(Dataset entries)
++++++++
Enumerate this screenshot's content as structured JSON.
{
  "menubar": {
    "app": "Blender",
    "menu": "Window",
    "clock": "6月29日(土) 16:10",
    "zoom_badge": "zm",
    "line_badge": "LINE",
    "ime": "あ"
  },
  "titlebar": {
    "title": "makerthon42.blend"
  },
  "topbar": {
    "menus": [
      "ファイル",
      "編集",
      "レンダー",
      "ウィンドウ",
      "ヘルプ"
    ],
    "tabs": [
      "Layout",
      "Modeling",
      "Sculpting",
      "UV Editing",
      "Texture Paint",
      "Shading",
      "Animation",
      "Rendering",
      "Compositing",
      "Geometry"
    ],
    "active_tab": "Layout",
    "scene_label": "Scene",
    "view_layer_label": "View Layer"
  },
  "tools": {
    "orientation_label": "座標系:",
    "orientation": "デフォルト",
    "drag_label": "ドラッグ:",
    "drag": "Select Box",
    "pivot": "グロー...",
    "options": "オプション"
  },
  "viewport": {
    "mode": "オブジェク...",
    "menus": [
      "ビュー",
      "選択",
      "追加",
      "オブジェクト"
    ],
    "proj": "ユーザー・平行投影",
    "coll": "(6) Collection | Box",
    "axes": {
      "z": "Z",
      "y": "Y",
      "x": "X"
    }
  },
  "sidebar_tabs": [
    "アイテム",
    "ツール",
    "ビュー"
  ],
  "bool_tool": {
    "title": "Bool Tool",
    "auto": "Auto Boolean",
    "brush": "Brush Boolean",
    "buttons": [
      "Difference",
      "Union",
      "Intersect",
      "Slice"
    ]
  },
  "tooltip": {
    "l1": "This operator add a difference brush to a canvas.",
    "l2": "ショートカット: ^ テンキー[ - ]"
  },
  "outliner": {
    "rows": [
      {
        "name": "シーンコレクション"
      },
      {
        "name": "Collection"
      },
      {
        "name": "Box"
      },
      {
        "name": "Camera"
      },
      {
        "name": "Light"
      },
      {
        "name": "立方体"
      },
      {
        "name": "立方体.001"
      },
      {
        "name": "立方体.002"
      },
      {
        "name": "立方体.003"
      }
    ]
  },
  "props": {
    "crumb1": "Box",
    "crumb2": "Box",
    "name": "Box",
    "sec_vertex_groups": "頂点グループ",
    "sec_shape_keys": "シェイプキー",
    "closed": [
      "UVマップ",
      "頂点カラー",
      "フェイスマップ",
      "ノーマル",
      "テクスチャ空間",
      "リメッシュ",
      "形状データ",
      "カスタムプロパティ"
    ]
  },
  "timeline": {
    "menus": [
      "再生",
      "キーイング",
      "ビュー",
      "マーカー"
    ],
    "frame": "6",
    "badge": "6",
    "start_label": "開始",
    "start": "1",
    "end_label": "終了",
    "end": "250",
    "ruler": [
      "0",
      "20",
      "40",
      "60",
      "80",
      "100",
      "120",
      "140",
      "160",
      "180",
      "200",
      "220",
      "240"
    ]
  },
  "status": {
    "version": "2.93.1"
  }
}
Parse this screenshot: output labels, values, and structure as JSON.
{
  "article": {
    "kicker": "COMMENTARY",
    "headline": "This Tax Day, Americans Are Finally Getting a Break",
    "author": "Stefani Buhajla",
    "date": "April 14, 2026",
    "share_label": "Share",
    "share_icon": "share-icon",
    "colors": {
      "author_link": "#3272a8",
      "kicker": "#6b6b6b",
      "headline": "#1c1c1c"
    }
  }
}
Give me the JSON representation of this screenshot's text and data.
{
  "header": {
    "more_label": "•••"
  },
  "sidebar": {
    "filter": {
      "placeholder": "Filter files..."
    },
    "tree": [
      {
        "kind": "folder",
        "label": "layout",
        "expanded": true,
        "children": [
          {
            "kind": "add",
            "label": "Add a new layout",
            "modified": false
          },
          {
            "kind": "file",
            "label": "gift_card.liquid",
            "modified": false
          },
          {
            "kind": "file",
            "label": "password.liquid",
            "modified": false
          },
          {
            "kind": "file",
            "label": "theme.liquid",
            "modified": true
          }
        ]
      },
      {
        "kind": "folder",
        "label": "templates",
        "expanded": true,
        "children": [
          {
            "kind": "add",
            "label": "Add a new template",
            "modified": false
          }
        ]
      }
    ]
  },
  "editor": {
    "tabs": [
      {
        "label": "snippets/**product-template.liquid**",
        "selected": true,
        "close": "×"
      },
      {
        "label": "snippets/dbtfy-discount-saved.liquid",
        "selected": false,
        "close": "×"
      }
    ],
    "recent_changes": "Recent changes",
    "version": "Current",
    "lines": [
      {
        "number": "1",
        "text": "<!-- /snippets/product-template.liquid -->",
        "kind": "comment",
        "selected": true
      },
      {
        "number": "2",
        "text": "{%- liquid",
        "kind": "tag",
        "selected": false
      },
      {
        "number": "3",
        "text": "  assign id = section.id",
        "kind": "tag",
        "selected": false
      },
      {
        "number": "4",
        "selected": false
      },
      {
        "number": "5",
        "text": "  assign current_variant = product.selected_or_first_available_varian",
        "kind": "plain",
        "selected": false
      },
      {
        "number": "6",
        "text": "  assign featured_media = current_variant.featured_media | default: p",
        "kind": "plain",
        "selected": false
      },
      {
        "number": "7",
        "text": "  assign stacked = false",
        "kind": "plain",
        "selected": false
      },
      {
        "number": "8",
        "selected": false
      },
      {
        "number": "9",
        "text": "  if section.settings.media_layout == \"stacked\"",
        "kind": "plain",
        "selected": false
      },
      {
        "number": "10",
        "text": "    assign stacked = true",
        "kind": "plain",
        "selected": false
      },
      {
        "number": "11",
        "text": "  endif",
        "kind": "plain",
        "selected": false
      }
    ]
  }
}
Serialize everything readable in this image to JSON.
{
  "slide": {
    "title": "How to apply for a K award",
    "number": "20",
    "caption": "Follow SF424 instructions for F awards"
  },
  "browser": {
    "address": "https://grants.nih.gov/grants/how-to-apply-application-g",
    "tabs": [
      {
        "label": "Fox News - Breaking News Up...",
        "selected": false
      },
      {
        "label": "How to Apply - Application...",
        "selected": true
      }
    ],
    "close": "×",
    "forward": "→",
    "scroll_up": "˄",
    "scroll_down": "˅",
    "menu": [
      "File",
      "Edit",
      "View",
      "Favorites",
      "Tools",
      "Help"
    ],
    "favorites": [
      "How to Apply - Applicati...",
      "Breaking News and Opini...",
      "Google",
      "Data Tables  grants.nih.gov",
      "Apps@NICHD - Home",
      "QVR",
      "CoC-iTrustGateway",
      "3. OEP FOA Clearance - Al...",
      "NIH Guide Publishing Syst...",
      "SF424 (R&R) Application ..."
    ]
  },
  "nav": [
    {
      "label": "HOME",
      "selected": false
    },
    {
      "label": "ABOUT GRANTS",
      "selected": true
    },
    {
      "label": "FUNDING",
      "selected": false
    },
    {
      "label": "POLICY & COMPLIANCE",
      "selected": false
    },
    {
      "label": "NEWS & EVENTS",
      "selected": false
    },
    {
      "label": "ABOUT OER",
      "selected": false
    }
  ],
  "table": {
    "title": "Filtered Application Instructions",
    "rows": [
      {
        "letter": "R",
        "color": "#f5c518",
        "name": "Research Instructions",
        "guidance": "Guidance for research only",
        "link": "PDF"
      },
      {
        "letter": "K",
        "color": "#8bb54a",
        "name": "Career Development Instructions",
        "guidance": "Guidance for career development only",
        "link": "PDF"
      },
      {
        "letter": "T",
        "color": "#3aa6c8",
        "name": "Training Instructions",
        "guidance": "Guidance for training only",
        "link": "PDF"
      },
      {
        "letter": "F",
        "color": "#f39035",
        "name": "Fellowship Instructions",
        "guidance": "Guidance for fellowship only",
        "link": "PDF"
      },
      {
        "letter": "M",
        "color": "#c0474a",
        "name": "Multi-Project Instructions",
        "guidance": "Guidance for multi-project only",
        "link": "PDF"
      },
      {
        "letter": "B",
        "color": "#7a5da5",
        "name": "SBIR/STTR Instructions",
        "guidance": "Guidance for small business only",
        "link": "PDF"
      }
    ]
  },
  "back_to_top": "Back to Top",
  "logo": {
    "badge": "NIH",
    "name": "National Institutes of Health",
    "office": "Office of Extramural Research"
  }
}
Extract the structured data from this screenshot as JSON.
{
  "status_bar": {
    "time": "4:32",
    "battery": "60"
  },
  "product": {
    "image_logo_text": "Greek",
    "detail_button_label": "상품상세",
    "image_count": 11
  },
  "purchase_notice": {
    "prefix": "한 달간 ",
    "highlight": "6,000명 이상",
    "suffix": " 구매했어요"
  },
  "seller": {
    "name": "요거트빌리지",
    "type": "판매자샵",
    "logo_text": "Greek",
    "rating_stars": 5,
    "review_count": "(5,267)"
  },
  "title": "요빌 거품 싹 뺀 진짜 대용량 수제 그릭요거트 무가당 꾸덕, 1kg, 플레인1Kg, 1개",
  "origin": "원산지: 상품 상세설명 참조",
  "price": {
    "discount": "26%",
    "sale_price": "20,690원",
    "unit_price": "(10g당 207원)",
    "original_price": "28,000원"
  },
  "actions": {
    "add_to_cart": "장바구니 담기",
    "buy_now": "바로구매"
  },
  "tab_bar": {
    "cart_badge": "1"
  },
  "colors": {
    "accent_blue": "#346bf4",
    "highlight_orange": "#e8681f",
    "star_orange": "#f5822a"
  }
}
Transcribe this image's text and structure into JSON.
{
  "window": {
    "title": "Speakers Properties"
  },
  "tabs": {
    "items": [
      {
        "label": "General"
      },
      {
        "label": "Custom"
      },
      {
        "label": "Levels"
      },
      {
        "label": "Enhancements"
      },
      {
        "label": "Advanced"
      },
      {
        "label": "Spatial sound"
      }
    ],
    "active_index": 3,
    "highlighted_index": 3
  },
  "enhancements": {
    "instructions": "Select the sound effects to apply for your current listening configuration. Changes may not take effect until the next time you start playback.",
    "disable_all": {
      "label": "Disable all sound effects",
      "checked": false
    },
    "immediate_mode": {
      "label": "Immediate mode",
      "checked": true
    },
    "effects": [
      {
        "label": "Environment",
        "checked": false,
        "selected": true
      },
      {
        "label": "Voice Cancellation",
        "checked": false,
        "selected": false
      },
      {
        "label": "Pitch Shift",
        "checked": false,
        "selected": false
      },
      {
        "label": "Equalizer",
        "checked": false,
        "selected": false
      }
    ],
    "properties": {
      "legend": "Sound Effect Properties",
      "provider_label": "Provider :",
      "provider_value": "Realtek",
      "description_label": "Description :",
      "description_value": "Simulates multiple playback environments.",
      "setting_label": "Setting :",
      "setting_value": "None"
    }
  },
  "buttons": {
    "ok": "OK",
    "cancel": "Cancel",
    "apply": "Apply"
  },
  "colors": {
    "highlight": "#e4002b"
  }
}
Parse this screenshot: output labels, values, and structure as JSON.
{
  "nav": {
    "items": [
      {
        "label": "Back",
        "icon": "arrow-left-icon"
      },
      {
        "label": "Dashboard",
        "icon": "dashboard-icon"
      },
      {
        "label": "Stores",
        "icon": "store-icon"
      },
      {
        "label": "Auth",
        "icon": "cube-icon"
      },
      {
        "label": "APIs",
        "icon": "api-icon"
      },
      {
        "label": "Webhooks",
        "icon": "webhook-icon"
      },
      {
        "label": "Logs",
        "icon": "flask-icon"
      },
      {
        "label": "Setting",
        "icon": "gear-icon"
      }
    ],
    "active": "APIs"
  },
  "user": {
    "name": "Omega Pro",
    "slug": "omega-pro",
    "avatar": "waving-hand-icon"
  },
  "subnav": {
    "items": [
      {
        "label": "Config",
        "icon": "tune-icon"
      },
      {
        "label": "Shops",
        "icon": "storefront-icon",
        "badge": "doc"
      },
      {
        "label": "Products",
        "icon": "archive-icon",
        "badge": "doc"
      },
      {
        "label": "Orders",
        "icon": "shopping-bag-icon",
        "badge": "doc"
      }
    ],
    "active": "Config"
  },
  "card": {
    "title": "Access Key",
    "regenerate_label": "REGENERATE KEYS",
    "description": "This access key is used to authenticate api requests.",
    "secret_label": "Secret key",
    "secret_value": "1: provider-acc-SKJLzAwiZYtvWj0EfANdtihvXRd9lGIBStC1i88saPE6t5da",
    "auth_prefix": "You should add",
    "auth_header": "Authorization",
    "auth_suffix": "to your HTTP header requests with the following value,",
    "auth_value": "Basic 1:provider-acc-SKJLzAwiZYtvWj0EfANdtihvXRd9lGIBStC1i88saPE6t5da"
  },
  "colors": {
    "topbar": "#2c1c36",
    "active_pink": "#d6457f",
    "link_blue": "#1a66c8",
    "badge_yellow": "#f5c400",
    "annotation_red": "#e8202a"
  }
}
++++++++
In the listing above, locate each line with "number" and copy it.

        "number": "1",
        "number": "2",
        "number": "3",
        "number": "4",
        "number": "5",
        "number": "6",
        "number": "7",
        "number": "8",
        "number": "9",
        "number": "10",
        "number": "11",
    "number": "20",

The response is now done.